* Begin SELECTED EXTRACT *

In line with a higher tempo of violence, the mechanics of individual operations has steadily improved. This has been most apparent with cell phones, which are now routinely used to trigger improvised IEDs. These mechanisms are far more effective than the older, Chinese-made analogue clocks that extremists have traditionally relied on, not least because they allow for external detonations in clear line of sight of a specific target and at a particular time (Jane’s Intelligence Review, May 2005). In addition, attacks are now routinely being integrated and executed along a full modality spectrum—often embracing coordinated bombings, arson, assassinations and random shootings—to maximize overall impact.
The audacity and range of attacks has also expanded. In January 2004, one of the most brazen robberies ever to have taken place in the south occurred when a group of roughly 100 unidentified Muslims raided a Thai army camp in Narithiwat and made off with over 300 weapons, including assault rifles, machine guns and rocket propelled grenades (Far Eastern Economic Review, January 27, 2004). Two equally bold operations followed quickly on the heels of this now infamous foray. The first occurred on March 30 and involved masked gunmen who descended on a quarry in the Muang district of Yala and successfully stole 1.6 tons of ammonium nitrate, 56 sticks of dynamite and 176 detonators (Jane’s Intelligence Review, May 2005). The second, known as the Krue Se Siege, took place on April 28 when machete-wielding militants attempted to overrun a string of police positions and military armories in Pattani. Over 100 attackers were ultimately killed in the incident, 31 of whom were shot after seeking refuge in the central Krue Se mosque.
More recently were the April 2005 simultaneous bombings of the Hat Yai International Airport, the French-owned Carrefour supermarket and the Green Palace World Hotel in Songkla. The three attacks generated widespread concern throughout the country, not least because they represented the first time that Malay extremists had struck outside the three separatist provinces and focused on venues liable to have consequences for wider Western and/or international interests (The Bangkok Post, April 4, 2005).

* End SELECTED EXTRACT *

PROMPT:
Resume the account of the rising violence in southern Thailand after its last sentence. The records that come next are from a separate source.

* Begin DATA PROVIDED *

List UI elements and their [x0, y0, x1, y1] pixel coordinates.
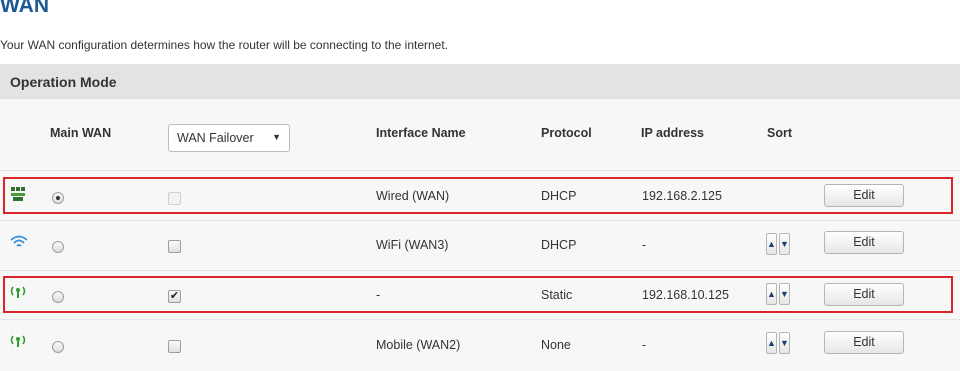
protocol: Static: [541, 288, 573, 302]
table-row-mobile-wan2: Mobile (WAN2) None - ▲ ▼ Edit: [0, 320, 960, 368]
main-wan-radio[interactable]: [52, 192, 64, 204]
protocol: None: [541, 338, 571, 352]
failover-checkbox[interactable]: [168, 240, 181, 253]
header-protocol: Protocol: [541, 126, 592, 140]
interface-name: Wired (WAN): [376, 189, 450, 203]
sort-up-button[interactable]: ▲: [766, 283, 777, 305]
section-header-operation-mode: Operation Mode: [0, 64, 960, 99]
sort-controls: ▲ ▼: [766, 233, 790, 255]
ip-address: 192.168.10.125: [642, 288, 729, 302]
operation-mode-select[interactable]: WAN Failover ▼: [168, 124, 290, 152]
sort-up-button[interactable]: ▲: [766, 332, 777, 354]
sort-down-button[interactable]: ▼: [779, 332, 790, 354]
page-title: WAN: [0, 0, 49, 17]
wifi-icon: [10, 235, 28, 247]
sort-down-button[interactable]: ▼: [779, 233, 790, 255]
interface-name: Mobile (WAN2): [376, 338, 461, 352]
ethernet-icon: [11, 187, 25, 201]
operation-mode-select-value: WAN Failover: [177, 131, 254, 145]
page-description: Your WAN configuration determines how th…: [0, 38, 449, 52]
failover-checkbox-checked[interactable]: ✔: [168, 290, 181, 303]
main-wan-radio[interactable]: [52, 341, 64, 353]
section-title: Operation Mode: [10, 74, 117, 90]
interface-name: WiFi (WAN3): [376, 238, 449, 252]
protocol: DHCP: [541, 189, 577, 203]
row-divider: [0, 170, 960, 171]
table-row-static: ✔ - Static 192.168.10.125 ▲ ▼ Edit: [0, 271, 960, 319]
chevron-down-icon: ▼: [272, 132, 281, 142]
edit-button[interactable]: Edit: [824, 231, 904, 254]
protocol: DHCP: [541, 238, 577, 252]
ip-address: 192.168.2.125: [642, 189, 722, 203]
edit-button[interactable]: Edit: [824, 331, 904, 354]
ip-address: -: [642, 338, 647, 352]
header-ip-address: IP address: [641, 126, 705, 140]
main-wan-radio[interactable]: [52, 291, 64, 303]
sort-up-button[interactable]: ▲: [766, 233, 777, 255]
header-sort: Sort: [767, 126, 792, 140]
mobile-antenna-icon: [10, 286, 26, 298]
interface-name: -: [376, 288, 381, 302]
table-row-wifi-wan3: WiFi (WAN3) DHCP - ▲ ▼ Edit: [0, 221, 960, 269]
ip-address: -: [642, 238, 647, 252]
main-wan-radio[interactable]: [52, 241, 64, 253]
edit-button[interactable]: Edit: [824, 283, 904, 306]
sort-controls: ▲ ▼: [766, 283, 790, 305]
header-interface-name: Interface Name: [376, 126, 466, 140]
failover-checkbox[interactable]: [168, 340, 181, 353]
table-row-wired-wan: Wired (WAN) DHCP 192.168.2.125 Edit: [0, 172, 960, 220]
header-main-wan: Main WAN: [50, 126, 112, 140]
edit-button[interactable]: Edit: [824, 184, 904, 207]
failover-checkbox: [168, 192, 181, 205]
sort-controls: ▲ ▼: [766, 332, 790, 354]
sort-down-button[interactable]: ▼: [779, 283, 790, 305]
mobile-antenna-icon: [10, 335, 26, 347]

* End DATA PROVIDED *

TASK RESULT:
Finally, the nature of the current bout of instability in the south has been marked by an explicit jihadist undertone not apparent in past years. Reflective of this have been frequent attacks against drinking houses, gambling halls, karaoke bars and other establishments associated with Western decadence and secularism; the distribution of leaflets (allegedly printed in Malaysia) specifically warning locals of reprisals if they do not adopt traditional Muslim dress and observe the Friday holiday; and the increased targeting of monks and other Buddhist civilians—often through highly brutal means such as burnings and beheadings (2005 witnessed six decapitations)—in an apparent Taliban-style effort to undermine society by fostering religious-communal fear, conflict and hatred (Interviews, The Nation, November 2005).
External Influences or Local Imperatives?
Commentators have expressed concern that the altered and more acute nature of unrest in the Malay Muslim provinces could be indicative of growing external extremist penetration involving radicals with links to both JI and (through this movement) the broader global jihadist network. In particular, these officials remain worried that a process of fanatical Arabisation similar to that which has occurred in Indonesia and the outlying Moro areas of the Philippine archipelago may now be taking place in Thailand’s deep-south, possibly heralding the emergence of a new strategic theater for anti-Western terrorist attacks in Southeast Asia (Interviews, November 2005).
Compounding these fears are reports that money from Saudi Arabia, the United Arab Emirates (UAE) and Pakistan is increasingly being channeled to fund the construction of local Muslim boarding schools (or “ponoh,” known as pondoks in Malaysia and pesenteren in Indonesia), private colleges and mosques dedicated to the articulation of hardline Wahhabist and Salafist teachings. A number of prominent clerics alleged to be connected to international Islamist elements have been tied to these institutions, including Ismail Yaralong (a.k.a Ustadz Soh, who is widely suspected of acting as spiritual inspiration for the Krue Se Siege) and Ismail Luphi (who has been directly connected to convicted Bali 2002 bombers Ali Ghufron and Amrozi) (Interview, The Nation, November 2005). A 2004 assessment by Thai military intelligence suggests there are at least 50 educational establishments scattered throughout Pattani, Yala and Narithiwat that have been decisively penetrated by Islamist forces to recruit and/or train their students for holy war (Jane’s Intelligence Review, November 2004).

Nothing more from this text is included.